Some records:

▬▬▬▬▬▬

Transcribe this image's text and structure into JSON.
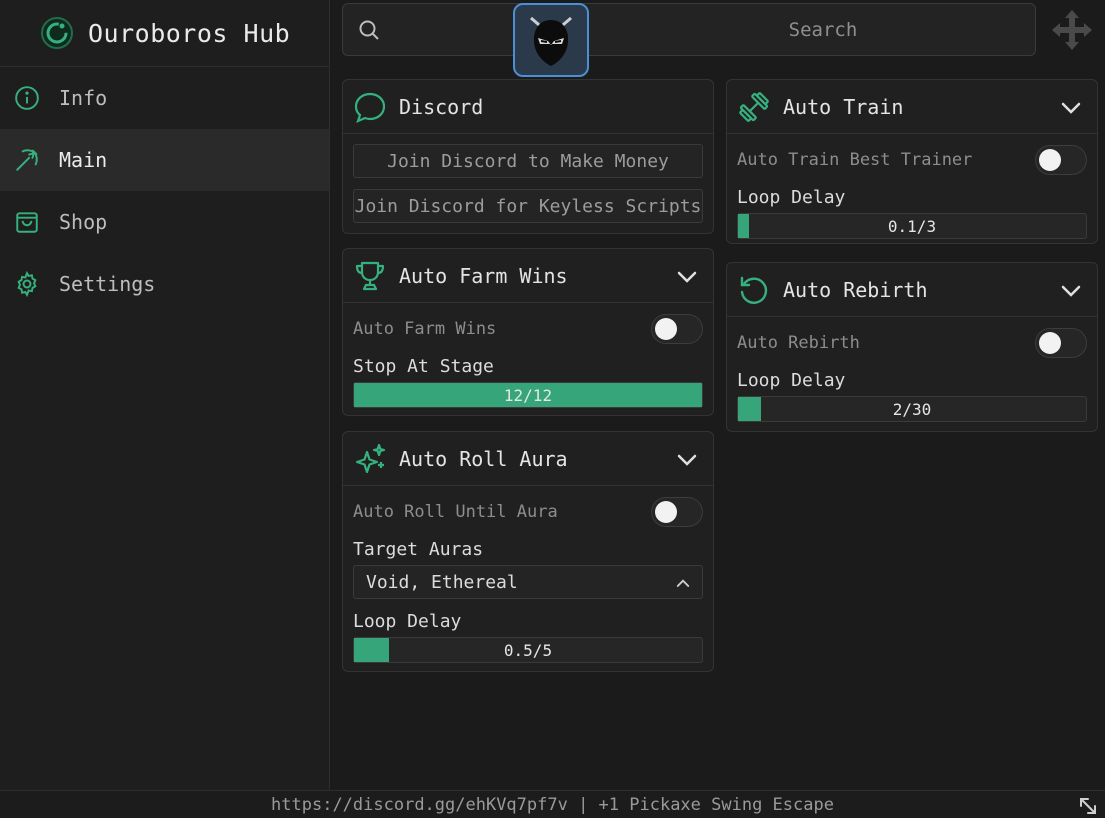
{
  "app": {
    "title": "Ouroboros Hub"
  },
  "sidebar": {
    "items": [
      {
        "label": "Info",
        "icon": "info-icon",
        "active": false
      },
      {
        "label": "Main",
        "icon": "pickaxe-icon",
        "active": true
      },
      {
        "label": "Shop",
        "icon": "shopping-bag-icon",
        "active": false
      },
      {
        "label": "Settings",
        "icon": "gear-icon",
        "active": false
      }
    ]
  },
  "search": {
    "placeholder": "Search"
  },
  "cards": {
    "discord": {
      "title": "Discord",
      "buttons": [
        "Join Discord to Make Money",
        "Join Discord for Keyless Scripts"
      ]
    },
    "auto_farm_wins": {
      "title": "Auto Farm Wins",
      "toggle_label": "Auto Farm Wins",
      "toggle_on": false,
      "slider_label": "Stop At Stage",
      "slider_value": "12/12",
      "slider_fraction": 1.0
    },
    "auto_roll_aura": {
      "title": "Auto Roll Aura",
      "toggle_label": "Auto Roll Until Aura",
      "toggle_on": false,
      "dropdown_label": "Target Auras",
      "dropdown_value": "Void, Ethereal",
      "slider_label": "Loop Delay",
      "slider_value": "0.5/5",
      "slider_fraction": 0.1
    },
    "auto_train": {
      "title": "Auto Train",
      "toggle_label": "Auto Train Best Trainer",
      "toggle_on": false,
      "slider_label": "Loop Delay",
      "slider_value": "0.1/3",
      "slider_fraction": 0.033
    },
    "auto_rebirth": {
      "title": "Auto Rebirth",
      "toggle_label": "Auto Rebirth",
      "toggle_on": false,
      "slider_label": "Loop Delay",
      "slider_value": "2/30",
      "slider_fraction": 0.067
    }
  },
  "footer": {
    "text": "https://discord.gg/ehKVq7pf7v | +1 Pickaxe Swing Escape"
  },
  "colors": {
    "accent": "#36b07f",
    "background": "#1b1b1b",
    "avatar_border": "#4a90d6"
  }
}
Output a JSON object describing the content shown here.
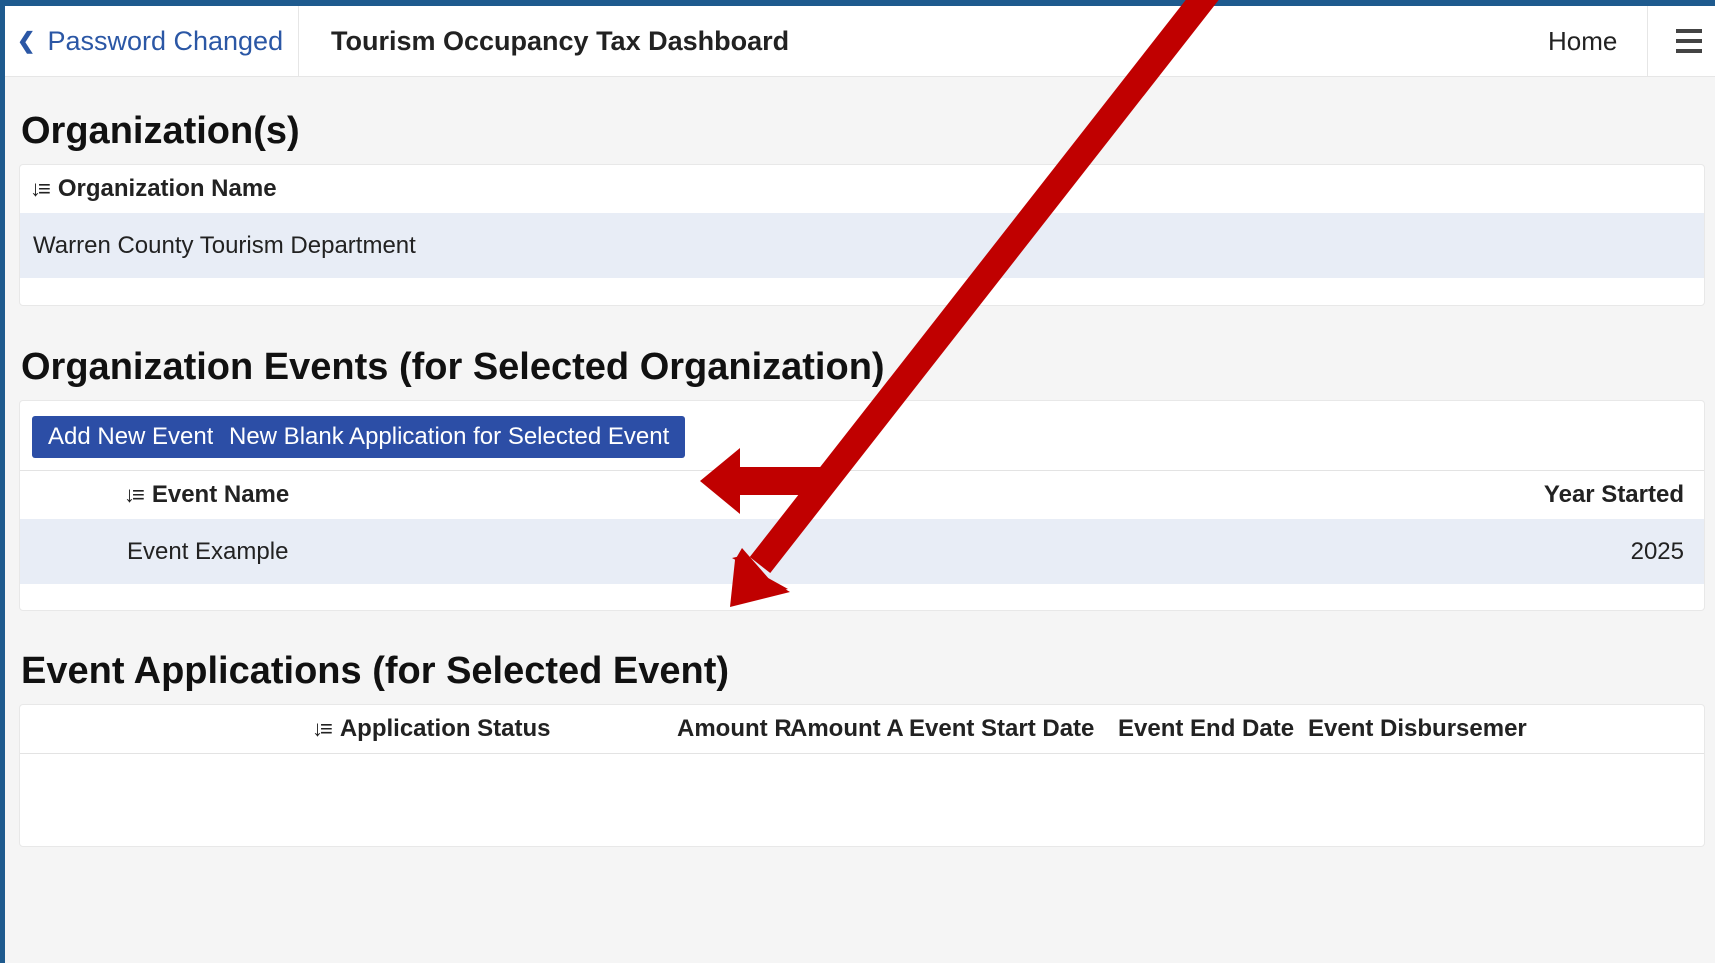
{
  "topbar": {
    "back_label": "Password Changed",
    "title": "Tourism Occupancy Tax Dashboard",
    "home_label": "Home"
  },
  "organizations": {
    "heading": "Organization(s)",
    "column": "Organization Name",
    "rows": [
      "Warren County Tourism Department"
    ]
  },
  "events": {
    "heading": "Organization Events (for Selected Organization)",
    "add_button": "Add New Event",
    "new_app_button": "New Blank Application for Selected Event",
    "columns": {
      "name": "Event Name",
      "year": "Year Started"
    },
    "rows": [
      {
        "name": "Event Example",
        "year": "2025"
      }
    ]
  },
  "applications": {
    "heading": "Event Applications (for Selected Event)",
    "columns": {
      "status": "Application Status",
      "amount_r": "Amount R",
      "amount_a": "Amount A",
      "start": "Event Start Date",
      "end": "Event End Date",
      "disbursement": "Event Disbursemer"
    }
  },
  "annotation_color": "#c00000",
  "accent_color": "#2c4ea6",
  "link_color": "#2b57a5"
}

▬▬▬▬▬▬

Every record above should be written out again without change, except that the pictures are left out.

Transcribe this image's text and structure into JSON.
{
  "app": {
    "title": "Ouroboros Hub"
  },
  "sidebar": {
    "items": [
      {
        "label": "Info",
        "icon": "info-icon",
        "active": false
      },
      {
        "label": "Main",
        "icon": "pickaxe-icon",
        "active": true
      },
      {
        "label": "Shop",
        "icon": "shopping-bag-icon",
        "active": false
      },
      {
        "label": "Settings",
        "icon": "gear-icon",
        "active": false
      }
    ]
  },
  "search": {
    "placeholder": "Search"
  },
  "cards": {
    "discord": {
      "title": "Discord",
      "buttons": [
        "Join Discord to Make Money",
        "Join Discord for Keyless Scripts"
      ]
    },
    "auto_farm_wins": {
      "title": "Auto Farm Wins",
      "toggle_label": "Auto Farm Wins",
      "toggle_on": false,
      "slider_label": "Stop At Stage",
      "slider_value": "12/12",
      "slider_fraction": 1.0
    },
    "auto_roll_aura": {
      "title": "Auto Roll Aura",
      "toggle_label": "Auto Roll Until Aura",
      "toggle_on": false,
      "dropdown_label": "Target Auras",
      "dropdown_value": "Void, Ethereal",
      "slider_label": "Loop Delay",
      "slider_value": "0.5/5",
      "slider_fraction": 0.1
    },
    "auto_train": {
      "title": "Auto Train",
      "toggle_label": "Auto Train Best Trainer",
      "toggle_on": false,
      "slider_label": "Loop Delay",
      "slider_value": "0.1/3",
      "slider_fraction": 0.033
    },
    "auto_rebirth": {
      "title": "Auto Rebirth",
      "toggle_label": "Auto Rebirth",
      "toggle_on": false,
      "slider_label": "Loop Delay",
      "slider_value": "2/30",
      "slider_fraction": 0.067
    }
  },
  "footer": {
    "text": "https://discord.gg/ehKVq7pf7v | +1 Pickaxe Swing Escape"
  },
  "colors": {
    "accent": "#36b07f",
    "background": "#1b1b1b",
    "avatar_border": "#4a90d6"
  }
}
Output a JSON object describing the content shown here.
{
  "topbar": {
    "back_label": "Password Changed",
    "title": "Tourism Occupancy Tax Dashboard",
    "home_label": "Home"
  },
  "organizations": {
    "heading": "Organization(s)",
    "column": "Organization Name",
    "rows": [
      "Warren County Tourism Department"
    ]
  },
  "events": {
    "heading": "Organization Events (for Selected Organization)",
    "add_button": "Add New Event",
    "new_app_button": "New Blank Application for Selected Event",
    "columns": {
      "name": "Event Name",
      "year": "Year Started"
    },
    "rows": [
      {
        "name": "Event Example",
        "year": "2025"
      }
    ]
  },
  "applications": {
    "heading": "Event Applications (for Selected Event)",
    "columns": {
      "status": "Application Status",
      "amount_r": "Amount R",
      "amount_a": "Amount A",
      "start": "Event Start Date",
      "end": "Event End Date",
      "disbursement": "Event Disbursemer"
    }
  },
  "annotation_color": "#c00000",
  "accent_color": "#2c4ea6",
  "link_color": "#2b57a5"
}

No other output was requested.